The task:
Write out each line in which the string "olmak" is present.

[Dataset records]
◆ ◆ ◆ ◆ ◆

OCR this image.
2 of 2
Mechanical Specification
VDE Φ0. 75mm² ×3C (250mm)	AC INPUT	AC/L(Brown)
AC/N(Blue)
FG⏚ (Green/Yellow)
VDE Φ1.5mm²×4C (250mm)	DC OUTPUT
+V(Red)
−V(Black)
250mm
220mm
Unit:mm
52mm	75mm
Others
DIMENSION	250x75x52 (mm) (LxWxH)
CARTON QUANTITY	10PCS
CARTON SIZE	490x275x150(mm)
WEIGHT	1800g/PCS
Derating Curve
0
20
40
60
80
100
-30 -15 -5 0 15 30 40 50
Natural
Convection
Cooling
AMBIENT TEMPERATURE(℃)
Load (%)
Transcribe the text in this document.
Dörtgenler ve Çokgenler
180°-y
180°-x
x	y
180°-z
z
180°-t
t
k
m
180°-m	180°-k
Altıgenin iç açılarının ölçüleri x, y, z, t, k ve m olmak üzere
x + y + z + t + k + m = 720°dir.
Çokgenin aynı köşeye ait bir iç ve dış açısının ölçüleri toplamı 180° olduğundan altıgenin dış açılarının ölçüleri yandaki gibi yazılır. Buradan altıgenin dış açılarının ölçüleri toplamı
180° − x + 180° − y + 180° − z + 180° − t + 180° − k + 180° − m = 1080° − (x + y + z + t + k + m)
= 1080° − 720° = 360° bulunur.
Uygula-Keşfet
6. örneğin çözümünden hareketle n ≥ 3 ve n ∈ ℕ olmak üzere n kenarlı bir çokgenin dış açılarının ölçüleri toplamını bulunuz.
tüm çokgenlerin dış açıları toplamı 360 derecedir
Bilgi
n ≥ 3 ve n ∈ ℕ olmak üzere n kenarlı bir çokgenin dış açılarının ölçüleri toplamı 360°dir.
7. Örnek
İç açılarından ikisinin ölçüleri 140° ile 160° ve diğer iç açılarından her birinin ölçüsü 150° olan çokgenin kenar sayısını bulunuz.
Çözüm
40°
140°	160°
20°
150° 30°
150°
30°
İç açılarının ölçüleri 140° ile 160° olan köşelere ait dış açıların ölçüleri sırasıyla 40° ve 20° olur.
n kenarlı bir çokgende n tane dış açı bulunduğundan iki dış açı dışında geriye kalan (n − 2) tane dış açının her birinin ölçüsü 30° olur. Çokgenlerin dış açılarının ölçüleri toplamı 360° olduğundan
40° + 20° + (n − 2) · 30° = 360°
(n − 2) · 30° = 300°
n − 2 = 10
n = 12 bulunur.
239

◆ ◆ ◆ ◆ ◆

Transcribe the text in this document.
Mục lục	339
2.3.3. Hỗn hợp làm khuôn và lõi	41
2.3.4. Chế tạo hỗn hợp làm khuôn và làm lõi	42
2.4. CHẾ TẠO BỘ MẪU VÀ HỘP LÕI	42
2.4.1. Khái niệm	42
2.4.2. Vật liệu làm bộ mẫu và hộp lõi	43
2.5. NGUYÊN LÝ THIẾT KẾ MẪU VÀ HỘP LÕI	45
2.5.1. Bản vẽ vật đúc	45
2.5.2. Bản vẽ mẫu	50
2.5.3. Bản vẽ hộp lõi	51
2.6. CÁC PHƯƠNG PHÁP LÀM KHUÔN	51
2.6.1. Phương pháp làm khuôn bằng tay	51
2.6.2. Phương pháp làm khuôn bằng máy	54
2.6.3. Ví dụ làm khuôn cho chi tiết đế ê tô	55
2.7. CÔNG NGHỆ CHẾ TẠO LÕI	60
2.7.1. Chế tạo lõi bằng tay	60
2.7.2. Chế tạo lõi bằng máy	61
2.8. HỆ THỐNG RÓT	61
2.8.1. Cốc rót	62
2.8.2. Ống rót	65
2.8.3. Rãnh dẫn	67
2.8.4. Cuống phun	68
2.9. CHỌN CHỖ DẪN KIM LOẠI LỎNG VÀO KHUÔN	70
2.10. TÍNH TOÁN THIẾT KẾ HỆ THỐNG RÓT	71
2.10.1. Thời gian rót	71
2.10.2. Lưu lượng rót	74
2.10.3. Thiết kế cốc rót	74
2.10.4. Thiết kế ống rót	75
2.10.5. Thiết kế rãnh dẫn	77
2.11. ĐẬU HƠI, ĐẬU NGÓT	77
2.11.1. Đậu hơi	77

◆ ◆ ◆ ◆ ◆

Exercise result:
Altıgenin iç açılarının ölçüleri x, y, z, t, k ve m olmak üzere
6. örneğin çözümünden hareketle n ≥ 3 ve n ∈ ℕ olmak üzere n kenarlı bir çokgenin dış açılarının ölçüleri toplamını bulunuz.
n ≥ 3 ve n ∈ ℕ olmak üzere n kenarlı bir çokgenin dış açılarının ölçüleri toplamı 360°dir.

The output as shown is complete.